**Task inputs**

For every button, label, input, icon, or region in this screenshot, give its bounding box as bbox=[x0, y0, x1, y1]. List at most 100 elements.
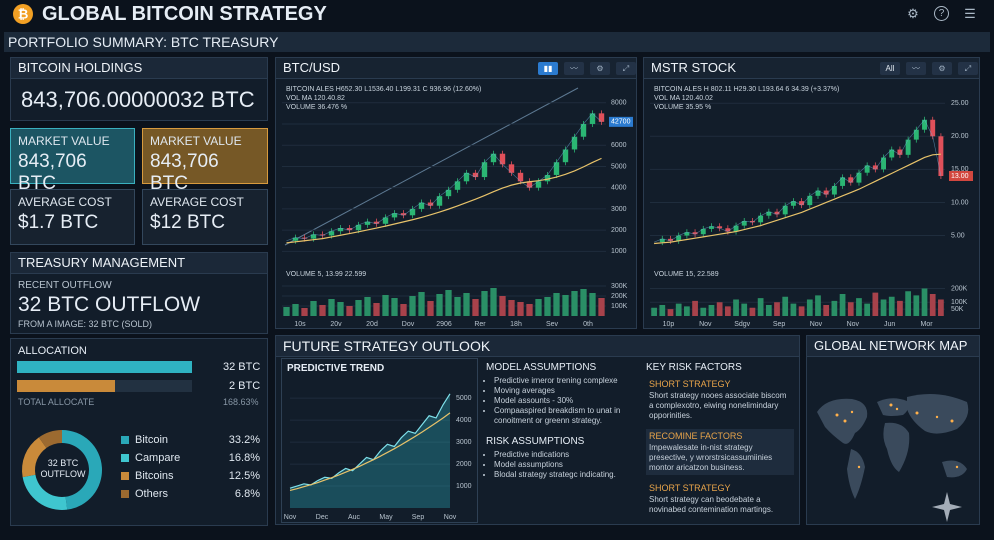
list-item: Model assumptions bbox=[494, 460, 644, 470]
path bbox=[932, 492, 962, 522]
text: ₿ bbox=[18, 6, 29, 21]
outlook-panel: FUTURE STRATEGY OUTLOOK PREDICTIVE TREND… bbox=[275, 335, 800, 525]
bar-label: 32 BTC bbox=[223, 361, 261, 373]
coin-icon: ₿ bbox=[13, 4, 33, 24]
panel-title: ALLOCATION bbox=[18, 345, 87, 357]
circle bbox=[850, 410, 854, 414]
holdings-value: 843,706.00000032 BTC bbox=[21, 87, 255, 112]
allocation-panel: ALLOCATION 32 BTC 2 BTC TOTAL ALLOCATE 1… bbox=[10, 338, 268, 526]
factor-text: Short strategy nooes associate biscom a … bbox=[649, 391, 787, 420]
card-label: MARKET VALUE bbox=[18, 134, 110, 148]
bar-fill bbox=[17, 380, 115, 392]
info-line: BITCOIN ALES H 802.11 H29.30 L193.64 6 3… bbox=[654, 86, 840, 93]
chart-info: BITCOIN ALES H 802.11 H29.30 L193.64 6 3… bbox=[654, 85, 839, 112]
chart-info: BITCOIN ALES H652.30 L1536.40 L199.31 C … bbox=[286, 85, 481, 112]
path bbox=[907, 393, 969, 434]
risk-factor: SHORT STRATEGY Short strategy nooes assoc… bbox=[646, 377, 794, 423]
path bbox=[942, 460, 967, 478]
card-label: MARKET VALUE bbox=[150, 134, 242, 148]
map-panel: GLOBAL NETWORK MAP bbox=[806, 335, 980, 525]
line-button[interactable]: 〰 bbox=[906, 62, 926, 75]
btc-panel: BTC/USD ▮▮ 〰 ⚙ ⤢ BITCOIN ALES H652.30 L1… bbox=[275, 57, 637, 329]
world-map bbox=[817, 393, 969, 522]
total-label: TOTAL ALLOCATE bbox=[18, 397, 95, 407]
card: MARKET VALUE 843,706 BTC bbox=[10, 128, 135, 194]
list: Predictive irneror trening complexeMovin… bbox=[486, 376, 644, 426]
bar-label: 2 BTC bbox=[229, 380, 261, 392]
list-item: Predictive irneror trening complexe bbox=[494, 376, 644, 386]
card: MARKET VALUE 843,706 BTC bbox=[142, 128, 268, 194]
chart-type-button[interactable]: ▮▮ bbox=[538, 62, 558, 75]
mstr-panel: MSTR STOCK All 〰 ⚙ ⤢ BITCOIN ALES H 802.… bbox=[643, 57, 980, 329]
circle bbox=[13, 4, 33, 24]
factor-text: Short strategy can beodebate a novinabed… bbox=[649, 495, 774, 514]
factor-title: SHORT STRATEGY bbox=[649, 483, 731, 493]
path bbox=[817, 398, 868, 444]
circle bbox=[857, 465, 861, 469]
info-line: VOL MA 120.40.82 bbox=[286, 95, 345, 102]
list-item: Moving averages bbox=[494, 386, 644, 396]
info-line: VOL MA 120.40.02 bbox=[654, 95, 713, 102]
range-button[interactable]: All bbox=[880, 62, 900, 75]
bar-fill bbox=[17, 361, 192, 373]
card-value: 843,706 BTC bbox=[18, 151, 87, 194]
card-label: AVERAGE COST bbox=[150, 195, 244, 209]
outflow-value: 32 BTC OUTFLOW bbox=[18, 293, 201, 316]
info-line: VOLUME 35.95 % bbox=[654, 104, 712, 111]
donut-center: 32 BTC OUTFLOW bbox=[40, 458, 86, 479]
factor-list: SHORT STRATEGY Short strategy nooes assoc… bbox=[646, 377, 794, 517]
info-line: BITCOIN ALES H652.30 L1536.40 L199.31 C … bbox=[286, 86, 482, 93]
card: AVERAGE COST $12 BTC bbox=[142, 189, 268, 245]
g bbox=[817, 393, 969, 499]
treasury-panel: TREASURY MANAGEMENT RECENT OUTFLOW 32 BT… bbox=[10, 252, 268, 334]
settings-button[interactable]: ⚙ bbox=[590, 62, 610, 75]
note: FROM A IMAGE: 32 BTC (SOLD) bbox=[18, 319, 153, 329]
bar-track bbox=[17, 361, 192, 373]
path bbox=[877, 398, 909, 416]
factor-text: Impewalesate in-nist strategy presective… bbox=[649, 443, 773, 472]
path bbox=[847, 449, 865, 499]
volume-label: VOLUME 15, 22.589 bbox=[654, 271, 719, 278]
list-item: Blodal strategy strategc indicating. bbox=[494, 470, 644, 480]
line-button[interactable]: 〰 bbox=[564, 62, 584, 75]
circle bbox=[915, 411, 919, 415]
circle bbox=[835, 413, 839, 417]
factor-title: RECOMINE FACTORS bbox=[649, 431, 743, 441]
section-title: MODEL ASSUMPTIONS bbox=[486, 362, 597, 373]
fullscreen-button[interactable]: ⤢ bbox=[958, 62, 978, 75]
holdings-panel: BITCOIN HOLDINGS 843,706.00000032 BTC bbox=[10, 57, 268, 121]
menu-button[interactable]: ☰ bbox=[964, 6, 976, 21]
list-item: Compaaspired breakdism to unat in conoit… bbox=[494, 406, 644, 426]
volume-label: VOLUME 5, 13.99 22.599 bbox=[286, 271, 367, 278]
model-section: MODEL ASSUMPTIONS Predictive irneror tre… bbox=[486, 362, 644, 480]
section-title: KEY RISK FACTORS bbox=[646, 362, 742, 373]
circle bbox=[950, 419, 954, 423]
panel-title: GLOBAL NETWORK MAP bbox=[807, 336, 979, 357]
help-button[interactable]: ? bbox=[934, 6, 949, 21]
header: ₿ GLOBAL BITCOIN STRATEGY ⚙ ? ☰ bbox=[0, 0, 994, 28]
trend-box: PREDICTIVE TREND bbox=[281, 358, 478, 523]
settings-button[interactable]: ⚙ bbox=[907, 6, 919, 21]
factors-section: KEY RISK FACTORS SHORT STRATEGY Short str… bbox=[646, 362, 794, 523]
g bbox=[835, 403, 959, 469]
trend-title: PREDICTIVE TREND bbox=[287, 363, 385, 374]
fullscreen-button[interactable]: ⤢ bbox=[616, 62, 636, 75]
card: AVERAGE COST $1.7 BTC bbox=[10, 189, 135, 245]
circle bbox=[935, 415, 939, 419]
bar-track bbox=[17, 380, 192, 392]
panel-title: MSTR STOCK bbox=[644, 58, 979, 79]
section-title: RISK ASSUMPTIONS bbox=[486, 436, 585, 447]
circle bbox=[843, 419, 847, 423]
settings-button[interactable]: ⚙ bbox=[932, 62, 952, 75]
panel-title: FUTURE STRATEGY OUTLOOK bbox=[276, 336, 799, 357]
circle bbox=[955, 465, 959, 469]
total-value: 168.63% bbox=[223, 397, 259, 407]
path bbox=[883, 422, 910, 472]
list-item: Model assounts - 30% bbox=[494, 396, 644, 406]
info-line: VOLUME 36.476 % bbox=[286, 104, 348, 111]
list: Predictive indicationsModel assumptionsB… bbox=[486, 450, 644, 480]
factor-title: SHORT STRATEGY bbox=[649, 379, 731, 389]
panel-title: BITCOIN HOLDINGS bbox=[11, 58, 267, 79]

**Exercise directions**
Can you copy all of the entries above word for word, leaving out the pictures?

**Written response**
For every button, label, input, icon, or region in this screenshot, give its bounding box as bbox=[x0, y0, x1, y1]. List at most 100 elements.
list-item: Model assumptions bbox=[494, 460, 644, 470]
path bbox=[932, 492, 962, 522]
text: ₿ bbox=[18, 6, 29, 21]
outlook-panel: FUTURE STRATEGY OUTLOOK PREDICTIVE TREND… bbox=[275, 335, 800, 525]
bar-label: 32 BTC bbox=[223, 361, 261, 373]
coin-icon: ₿ bbox=[13, 4, 33, 24]
panel-title: ALLOCATION bbox=[18, 345, 87, 357]
circle bbox=[850, 410, 854, 414]
holdings-value: 843,706.00000032 BTC bbox=[21, 87, 255, 112]
allocation-panel: ALLOCATION 32 BTC 2 BTC TOTAL ALLOCATE 1… bbox=[10, 338, 268, 526]
factor-text: Short strategy nooes associate biscom a … bbox=[649, 391, 787, 420]
card-label: MARKET VALUE bbox=[18, 134, 110, 148]
bar-fill bbox=[17, 380, 115, 392]
info-line: BITCOIN ALES H 802.11 H29.30 L193.64 6 3… bbox=[654, 86, 840, 93]
chart-info: BITCOIN ALES H 802.11 H29.30 L193.64 6 3… bbox=[654, 85, 839, 112]
chart-info: BITCOIN ALES H652.30 L1536.40 L199.31 C … bbox=[286, 85, 481, 112]
path bbox=[907, 393, 969, 434]
risk-factor: SHORT STRATEGY Short strategy nooes assoc… bbox=[646, 377, 794, 423]
path bbox=[942, 460, 967, 478]
card-label: MARKET VALUE bbox=[150, 134, 242, 148]
map-panel: GLOBAL NETWORK MAP bbox=[806, 335, 980, 525]
line-button[interactable]: 〰 bbox=[906, 62, 926, 75]
btc-panel: BTC/USD ▮▮ 〰 ⚙ ⤢ BITCOIN ALES H652.30 L1… bbox=[275, 57, 637, 329]
world-map bbox=[817, 393, 969, 522]
total-label: TOTAL ALLOCATE bbox=[18, 397, 95, 407]
card: MARKET VALUE 843,706 BTC bbox=[10, 128, 135, 194]
list: Predictive irneror trening complexeMovin… bbox=[486, 376, 644, 426]
bar-label: 2 BTC bbox=[229, 380, 261, 392]
list-item: Predictive irneror trening complexe bbox=[494, 376, 644, 386]
card: MARKET VALUE 843,706 BTC bbox=[142, 128, 268, 194]
chart-type-button[interactable]: ▮▮ bbox=[538, 62, 558, 75]
mstr-panel: MSTR STOCK All 〰 ⚙ ⤢ BITCOIN ALES H 802.… bbox=[643, 57, 980, 329]
circle bbox=[13, 4, 33, 24]
factor-text: Short strategy can beodebate a novinabed… bbox=[649, 495, 774, 514]
factor-title: SHORT STRATEGY bbox=[649, 483, 731, 493]
path bbox=[817, 398, 868, 444]
circle bbox=[857, 465, 861, 469]
info-line: VOL MA 120.40.82 bbox=[286, 95, 345, 102]
list-item: Moving averages bbox=[494, 386, 644, 396]
info-line: VOL MA 120.40.02 bbox=[654, 95, 713, 102]
range-button[interactable]: All bbox=[880, 62, 900, 75]
bar-fill bbox=[17, 361, 192, 373]
card-value: 843,706 BTC bbox=[18, 151, 87, 194]
card-label: AVERAGE COST bbox=[150, 195, 244, 209]
outflow-value: 32 BTC OUTFLOW bbox=[18, 293, 201, 316]
info-line: VOLUME 35.95 % bbox=[654, 104, 712, 111]
donut-center: 32 BTC OUTFLOW bbox=[40, 458, 86, 479]
factor-list: SHORT STRATEGY Short strategy nooes assoc… bbox=[646, 377, 794, 517]
info-line: BITCOIN ALES H652.30 L1536.40 L199.31 C … bbox=[286, 86, 482, 93]
card: AVERAGE COST $12 BTC bbox=[142, 189, 268, 245]
g bbox=[817, 393, 969, 499]
treasury-panel: TREASURY MANAGEMENT RECENT OUTFLOW 32 BT… bbox=[10, 252, 268, 334]
settings-button[interactable]: ⚙ bbox=[590, 62, 610, 75]
note: FROM A IMAGE: 32 BTC (SOLD) bbox=[18, 319, 153, 329]
bar-track bbox=[17, 361, 192, 373]
path bbox=[877, 398, 909, 416]
factor-text: Impewalesate in-nist strategy presective… bbox=[649, 443, 773, 472]
path bbox=[847, 449, 865, 499]
volume-label: VOLUME 15, 22.589 bbox=[654, 271, 719, 278]
list-item: Blodal strategy strategc indicating. bbox=[494, 470, 644, 480]
line-button[interactable]: 〰 bbox=[564, 62, 584, 75]
circle bbox=[915, 411, 919, 415]
circle bbox=[835, 413, 839, 417]
factor-title: RECOMINE FACTORS bbox=[649, 431, 743, 441]
section-title: MODEL ASSUMPTIONS bbox=[486, 362, 597, 373]
fullscreen-button[interactable]: ⤢ bbox=[958, 62, 978, 75]
holdings-panel: BITCOIN HOLDINGS 843,706.00000032 BTC bbox=[10, 57, 268, 121]
menu-button[interactable]: ☰ bbox=[964, 6, 976, 21]
list-item: Compaaspired breakdism to unat in conoit… bbox=[494, 406, 644, 426]
volume-label: VOLUME 5, 13.99 22.599 bbox=[286, 271, 367, 278]
model-section: MODEL ASSUMPTIONS Predictive irneror tre… bbox=[486, 362, 644, 480]
section-title: KEY RISK FACTORS bbox=[646, 362, 742, 373]
circle bbox=[950, 419, 954, 423]
panel-title: GLOBAL NETWORK MAP bbox=[807, 336, 979, 357]
help-button[interactable]: ? bbox=[934, 6, 949, 21]
header: ₿ GLOBAL BITCOIN STRATEGY ⚙ ? ☰ bbox=[0, 0, 994, 28]
trend-box: PREDICTIVE TREND bbox=[281, 358, 478, 523]
settings-button[interactable]: ⚙ bbox=[907, 6, 919, 21]
factors-section: KEY RISK FACTORS SHORT STRATEGY Short str… bbox=[646, 362, 794, 523]
g bbox=[835, 403, 959, 469]
trend-title: PREDICTIVE TREND bbox=[287, 363, 385, 374]
fullscreen-button[interactable]: ⤢ bbox=[616, 62, 636, 75]
card: AVERAGE COST $1.7 BTC bbox=[10, 189, 135, 245]
circle bbox=[935, 415, 939, 419]
bar-track bbox=[17, 380, 192, 392]
panel-title: MSTR STOCK bbox=[644, 58, 979, 79]
section-title: RISK ASSUMPTIONS bbox=[486, 436, 585, 447]
circle bbox=[843, 419, 847, 423]
settings-button[interactable]: ⚙ bbox=[932, 62, 952, 75]
panel-title: FUTURE STRATEGY OUTLOOK bbox=[276, 336, 799, 357]
circle bbox=[955, 465, 959, 469]
total-value: 168.63% bbox=[223, 397, 259, 407]
path bbox=[883, 422, 910, 472]
list-item: Model assounts - 30% bbox=[494, 396, 644, 406]
info-line: VOLUME 36.476 % bbox=[286, 104, 348, 111]
list: Predictive indicationsModel assumptionsB… bbox=[486, 450, 644, 480]
factor-title: SHORT STRATEGY bbox=[649, 379, 731, 389]
panel-title: BITCOIN HOLDINGS bbox=[11, 58, 267, 79]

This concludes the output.